** GOAL **
Retype the material in full, keeping every word the same.

[Saved entries]
┌──
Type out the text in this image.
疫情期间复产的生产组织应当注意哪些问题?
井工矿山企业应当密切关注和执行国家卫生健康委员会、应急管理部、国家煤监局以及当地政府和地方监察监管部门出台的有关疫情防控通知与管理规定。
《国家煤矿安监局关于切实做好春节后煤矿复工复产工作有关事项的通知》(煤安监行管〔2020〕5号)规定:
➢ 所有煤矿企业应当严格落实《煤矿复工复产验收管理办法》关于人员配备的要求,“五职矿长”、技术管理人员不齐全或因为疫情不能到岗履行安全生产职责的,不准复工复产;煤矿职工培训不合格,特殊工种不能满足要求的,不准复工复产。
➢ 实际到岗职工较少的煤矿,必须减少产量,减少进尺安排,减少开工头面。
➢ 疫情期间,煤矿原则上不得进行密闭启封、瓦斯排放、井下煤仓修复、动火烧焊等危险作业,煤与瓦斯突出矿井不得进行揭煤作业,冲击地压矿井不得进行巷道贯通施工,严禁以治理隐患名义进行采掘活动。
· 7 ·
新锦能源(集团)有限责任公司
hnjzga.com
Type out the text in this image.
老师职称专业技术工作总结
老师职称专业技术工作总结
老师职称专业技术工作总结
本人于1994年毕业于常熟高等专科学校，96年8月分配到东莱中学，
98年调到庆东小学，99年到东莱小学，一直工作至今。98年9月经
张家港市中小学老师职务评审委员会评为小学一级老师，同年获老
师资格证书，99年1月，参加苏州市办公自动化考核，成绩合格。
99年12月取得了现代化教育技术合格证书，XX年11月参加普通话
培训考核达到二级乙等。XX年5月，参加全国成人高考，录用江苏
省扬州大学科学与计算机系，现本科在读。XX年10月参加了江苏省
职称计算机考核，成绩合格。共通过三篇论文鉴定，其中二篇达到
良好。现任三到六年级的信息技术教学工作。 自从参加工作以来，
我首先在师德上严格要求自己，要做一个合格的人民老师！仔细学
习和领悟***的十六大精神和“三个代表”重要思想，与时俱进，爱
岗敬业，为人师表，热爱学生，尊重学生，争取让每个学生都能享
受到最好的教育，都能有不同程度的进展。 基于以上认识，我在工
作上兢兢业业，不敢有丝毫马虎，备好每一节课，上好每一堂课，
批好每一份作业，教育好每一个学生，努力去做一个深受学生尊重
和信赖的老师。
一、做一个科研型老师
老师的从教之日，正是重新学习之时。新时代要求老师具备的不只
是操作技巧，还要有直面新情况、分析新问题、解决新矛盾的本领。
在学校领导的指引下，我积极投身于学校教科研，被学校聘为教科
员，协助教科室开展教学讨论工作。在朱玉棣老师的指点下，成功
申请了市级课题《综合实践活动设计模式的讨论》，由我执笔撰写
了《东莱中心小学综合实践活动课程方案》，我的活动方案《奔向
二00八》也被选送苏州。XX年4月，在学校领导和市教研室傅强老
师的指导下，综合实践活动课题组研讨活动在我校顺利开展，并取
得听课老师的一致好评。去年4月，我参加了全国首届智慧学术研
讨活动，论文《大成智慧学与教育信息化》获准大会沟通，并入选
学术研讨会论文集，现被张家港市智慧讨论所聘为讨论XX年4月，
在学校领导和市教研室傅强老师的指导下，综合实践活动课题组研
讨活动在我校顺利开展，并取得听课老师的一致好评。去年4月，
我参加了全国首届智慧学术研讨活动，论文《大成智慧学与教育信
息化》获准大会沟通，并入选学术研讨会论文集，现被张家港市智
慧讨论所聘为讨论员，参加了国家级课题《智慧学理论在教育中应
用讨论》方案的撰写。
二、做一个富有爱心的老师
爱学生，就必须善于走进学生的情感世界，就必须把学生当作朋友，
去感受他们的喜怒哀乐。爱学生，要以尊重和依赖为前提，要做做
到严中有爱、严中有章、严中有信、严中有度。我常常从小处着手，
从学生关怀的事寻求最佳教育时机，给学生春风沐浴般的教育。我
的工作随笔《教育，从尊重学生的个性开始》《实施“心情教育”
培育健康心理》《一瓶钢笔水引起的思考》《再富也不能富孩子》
└──
** EXERCISE RESULT **
Type out the text in this image.
疫情期间复产的生产组织应当注意哪些问题?
井工矿山企业应当密切关注和执行国家卫生健康委员会、应急管理部、国家煤监局以及当地政府和地方监察监管部门出台的有关疫情防控通知与管理规定。
《国家煤矿安监局关于切实做好春节后煤矿复工复产工作有关事项的通知》(煤安监行管〔2020〕5号)规定:
➢ 所有煤矿企业应当严格落实《煤矿复工复产验收管理办法》关于人员配备的要求,“五职矿长”、技术管理人员不齐全或因为疫情不能到岗履行安全生产职责的,不准复工复产;煤矿职工培训不合格,特殊工种不能满足要求的,不准复工复产。
➢ 实际到岗职工较少的煤矿,必须减少产量,减少进尺安排,减少开工头面。
➢ 疫情期间,煤矿原则上不得进行密闭启封、瓦斯排放、井下煤仓修复、动火烧焊等危险作业,煤与瓦斯突出矿井不得进行揭煤作业,冲击地压矿井不得进行巷道贯通施工,严禁以治理隐患名义进行采掘活动。
· 7 ·
新锦能源(集团)有限责任公司
hnjzga.com
Type out the text in this image.
老师职称专业技术工作总结
老师职称专业技术工作总结
老师职称专业技术工作总结
本人于1994年毕业于常熟高等专科学校，96年8月分配到东莱中学，
98年调到庆东小学，99年到东莱小学，一直工作至今。98年9月经
张家港市中小学老师职务评审委员会评为小学一级老师，同年获老
师资格证书，99年1月，参加苏州市办公自动化考核，成绩合格。
99年12月取得了现代化教育技术合格证书，XX年11月参加普通话
培训考核达到二级乙等。XX年5月，参加全国成人高考，录用江苏
省扬州大学科学与计算机系，现本科在读。XX年10月参加了江苏省
职称计算机考核，成绩合格。共通过三篇论文鉴定，其中二篇达到
良好。现任三到六年级的信息技术教学工作。 自从参加工作以来，
我首先在师德上严格要求自己，要做一个合格的人民老师！仔细学
习和领悟***的十六大精神和“三个代表”重要思想，与时俱进，爱
岗敬业，为人师表，热爱学生，尊重学生，争取让每个学生都能享
受到最好的教育，都能有不同程度的进展。 基于以上认识，我在工
作上兢兢业业，不敢有丝毫马虎，备好每一节课，上好每一堂课，
批好每一份作业，教育好每一个学生，努力去做一个深受学生尊重
和信赖的老师。
一、做一个科研型老师
老师的从教之日，正是重新学习之时。新时代要求老师具备的不只
是操作技巧，还要有直面新情况、分析新问题、解决新矛盾的本领。
在学校领导的指引下，我积极投身于学校教科研，被学校聘为教科
员，协助教科室开展教学讨论工作。在朱玉棣老师的指点下，成功
申请了市级课题《综合实践活动设计模式的讨论》，由我执笔撰写
了《东莱中心小学综合实践活动课程方案》，我的活动方案《奔向
二00八》也被选送苏州。XX年4月，在学校领导和市教研室傅强老
师的指导下，综合实践活动课题组研讨活动在我校顺利开展，并取
得听课老师的一致好评。去年4月，我参加了全国首届智慧学术研
讨活动，论文《大成智慧学与教育信息化》获准大会沟通，并入选
学术研讨会论文集，现被张家港市智慧讨论所聘为讨论XX年4月，
在学校领导和市教研室傅强老师的指导下，综合实践活动课题组研
讨活动在我校顺利开展，并取得听课老师的一致好评。去年4月，
我参加了全国首届智慧学术研讨活动，论文《大成智慧学与教育信
息化》获准大会沟通，并入选学术研讨会论文集，现被张家港市智
慧讨论所聘为讨论员，参加了国家级课题《智慧学理论在教育中应
用讨论》方案的撰写。
二、做一个富有爱心的老师
爱学生，就必须善于走进学生的情感世界，就必须把学生当作朋友，
去感受他们的喜怒哀乐。爱学生，要以尊重和依赖为前提，要做做
到严中有爱、严中有章、严中有信、严中有度。我常常从小处着手，
从学生关怀的事寻求最佳教育时机，给学生春风沐浴般的教育。我
的工作随笔《教育，从尊重学生的个性开始》《实施“心情教育”
培育健康心理》《一瓶钢笔水引起的思考》《再富也不能富孩子》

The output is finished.